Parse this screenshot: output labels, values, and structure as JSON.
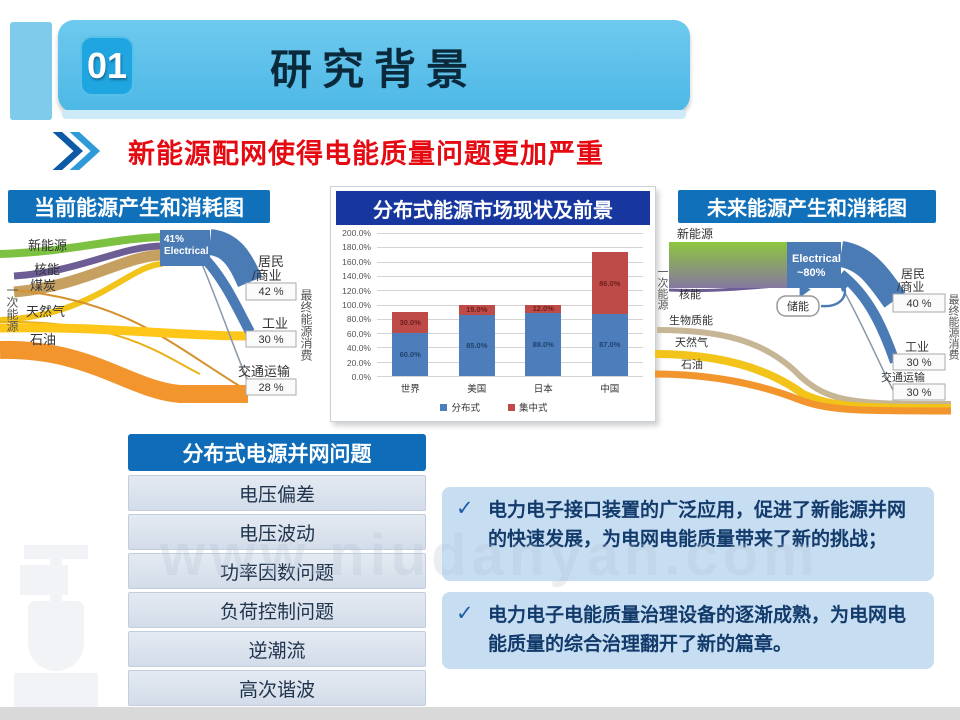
{
  "slide": {
    "section_number": "01",
    "title": "研究背景",
    "subtitle": "新能源配网使得电能质量问题更加严重"
  },
  "left_sankey": {
    "title": "当前能源产生和消耗图",
    "axis_left": "一次能源",
    "axis_right": "最终能源消费",
    "sources": [
      "新能源",
      "核能",
      "煤炭",
      "天然气",
      "石油"
    ],
    "hub_pct": "41%",
    "hub_name": "Electrical",
    "outputs": [
      {
        "line1": "居民",
        "line2": "/商业",
        "pct": "42 %"
      },
      {
        "line1": "工业",
        "pct": "30 %"
      },
      {
        "line1": "交通运输",
        "pct": "28 %"
      }
    ]
  },
  "right_sankey": {
    "title": "未来能源产生和消耗图",
    "axis_left": "一次能源",
    "axis_right": "最终能源消费",
    "sources": [
      "新能源",
      "核能",
      "生物质能",
      "天然气",
      "石油"
    ],
    "hub_line1": "Electrical",
    "hub_line2": "~80%",
    "storage_label": "储能",
    "outputs": [
      {
        "line1": "居民",
        "line2": "/商业",
        "pct": "40 %"
      },
      {
        "line1": "工业",
        "pct": "30 %"
      },
      {
        "line1": "交通运输",
        "pct": "30 %"
      }
    ]
  },
  "chart_data": {
    "type": "bar",
    "stacked": true,
    "title": "分布式能源市场现状及前景",
    "categories": [
      "世界",
      "美国",
      "日本",
      "中国"
    ],
    "series": [
      {
        "name": "分布式",
        "color": "#4d7ebb",
        "label_color": "#17375e",
        "values": [
          60,
          85,
          88,
          87
        ]
      },
      {
        "name": "集中式",
        "color": "#be4b48",
        "label_color": "#5e1715",
        "values": [
          30,
          15,
          12,
          86
        ]
      }
    ],
    "ylim": [
      0,
      200
    ],
    "ytick_step": 20,
    "ytick_suffix": "%",
    "grid": true,
    "legend_position": "bottom"
  },
  "issues": {
    "title": "分布式电源并网问题",
    "items": [
      "电压偏差",
      "电压波动",
      "功率因数问题",
      "负荷控制问题",
      "逆潮流",
      "高次谐波"
    ]
  },
  "callouts": {
    "check": "✓",
    "items": [
      "电力电子接口装置的广泛应用，促进了新能源并网的快速发展，为电网电能质量带来了新的挑战；",
      "电力电子电能质量治理设备的逐渐成熟，为电网电能质量的综合治理翻开了新的篇章。"
    ]
  },
  "watermark": {
    "text": "www.niudanyan.com"
  },
  "colors": {
    "banner_blue": "#5ec2ea",
    "badge_blue": "#1fa5df",
    "title_navy": "#0a2a3c",
    "subtitle_red": "#e50a12",
    "panel_header_blue": "#1070ba",
    "panel_header_navy": "#17379e",
    "bar_blue": "#4d7ebb",
    "bar_red": "#be4b48",
    "flow_green": "#7cc141",
    "flow_purple": "#6c5e94",
    "flow_tan": "#c6a061",
    "flow_yellow": "#f2c318",
    "flow_orange": "#f2952d",
    "flow_blue": "#4b7bb4"
  }
}
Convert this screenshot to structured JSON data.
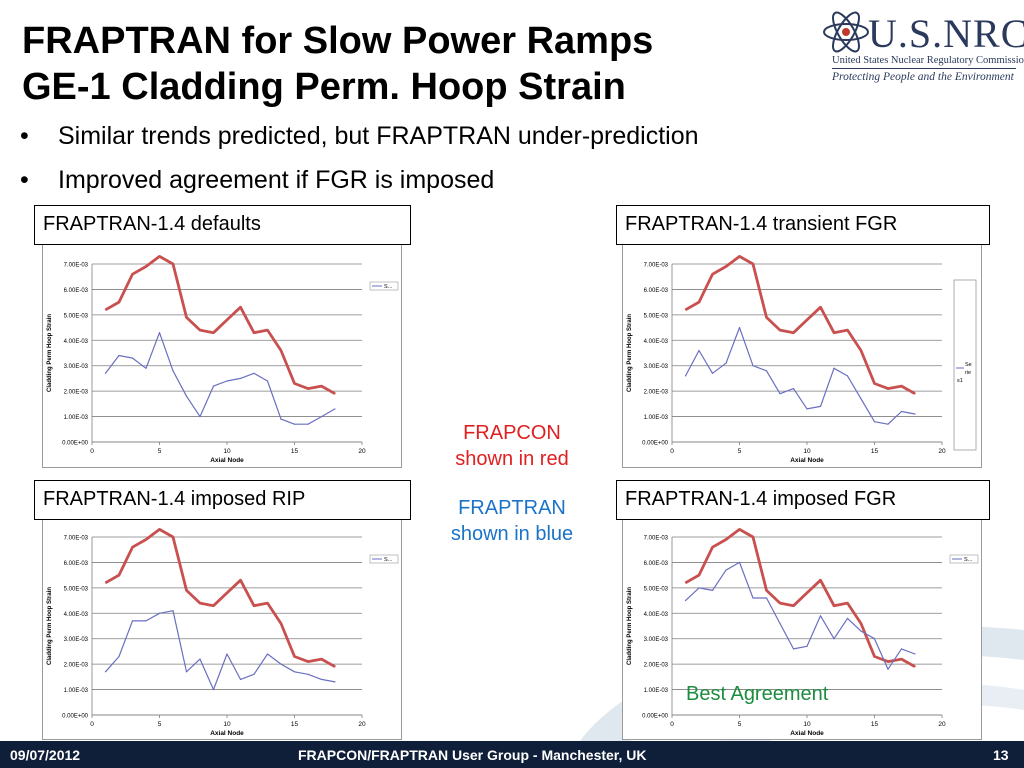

● ● ● ● ● ● ●

Reproduce all of the data exactly; the pictures do not belong in the copy.

Parse this screenshot: output labels, values, and structure as JSON.
{
  "slide": {
    "section_number": "01",
    "title": "研究背景",
    "subtitle": "新能源配网使得电能质量问题更加严重"
  },
  "left_sankey": {
    "title": "当前能源产生和消耗图",
    "axis_left": "一次能源",
    "axis_right": "最终能源消费",
    "sources": [
      "新能源",
      "核能",
      "煤炭",
      "天然气",
      "石油"
    ],
    "hub_pct": "41%",
    "hub_name": "Electrical",
    "outputs": [
      {
        "line1": "居民",
        "line2": "/商业",
        "pct": "42 %"
      },
      {
        "line1": "工业",
        "pct": "30 %"
      },
      {
        "line1": "交通运输",
        "pct": "28 %"
      }
    ]
  },
  "right_sankey": {
    "title": "未来能源产生和消耗图",
    "axis_left": "一次能源",
    "axis_right": "最终能源消费",
    "sources": [
      "新能源",
      "核能",
      "生物质能",
      "天然气",
      "石油"
    ],
    "hub_line1": "Electrical",
    "hub_line2": "~80%",
    "storage_label": "储能",
    "outputs": [
      {
        "line1": "居民",
        "line2": "/商业",
        "pct": "40 %"
      },
      {
        "line1": "工业",
        "pct": "30 %"
      },
      {
        "line1": "交通运输",
        "pct": "30 %"
      }
    ]
  },
  "chart_data": {
    "type": "bar",
    "stacked": true,
    "title": "分布式能源市场现状及前景",
    "categories": [
      "世界",
      "美国",
      "日本",
      "中国"
    ],
    "series": [
      {
        "name": "分布式",
        "color": "#4d7ebb",
        "label_color": "#17375e",
        "values": [
          60,
          85,
          88,
          87
        ]
      },
      {
        "name": "集中式",
        "color": "#be4b48",
        "label_color": "#5e1715",
        "values": [
          30,
          15,
          12,
          86
        ]
      }
    ],
    "ylim": [
      0,
      200
    ],
    "ytick_step": 20,
    "ytick_suffix": "%",
    "grid": true,
    "legend_position": "bottom"
  },
  "issues": {
    "title": "分布式电源并网问题",
    "items": [
      "电压偏差",
      "电压波动",
      "功率因数问题",
      "负荷控制问题",
      "逆潮流",
      "高次谐波"
    ]
  },
  "callouts": {
    "check": "✓",
    "items": [
      "电力电子接口装置的广泛应用，促进了新能源并网的快速发展，为电网电能质量带来了新的挑战；",
      "电力电子电能质量治理设备的逐渐成熟，为电网电能质量的综合治理翻开了新的篇章。"
    ]
  },
  "watermark": {
    "text": "www.niudanyan.com"
  },
  "colors": {
    "banner_blue": "#5ec2ea",
    "badge_blue": "#1fa5df",
    "title_navy": "#0a2a3c",
    "subtitle_red": "#e50a12",
    "panel_header_blue": "#1070ba",
    "panel_header_navy": "#17379e",
    "bar_blue": "#4d7ebb",
    "bar_red": "#be4b48",
    "flow_green": "#7cc141",
    "flow_purple": "#6c5e94",
    "flow_tan": "#c6a061",
    "flow_yellow": "#f2c318",
    "flow_orange": "#f2952d",
    "flow_blue": "#4b7bb4"
  }
}
Convert this screenshot to structured JSON data.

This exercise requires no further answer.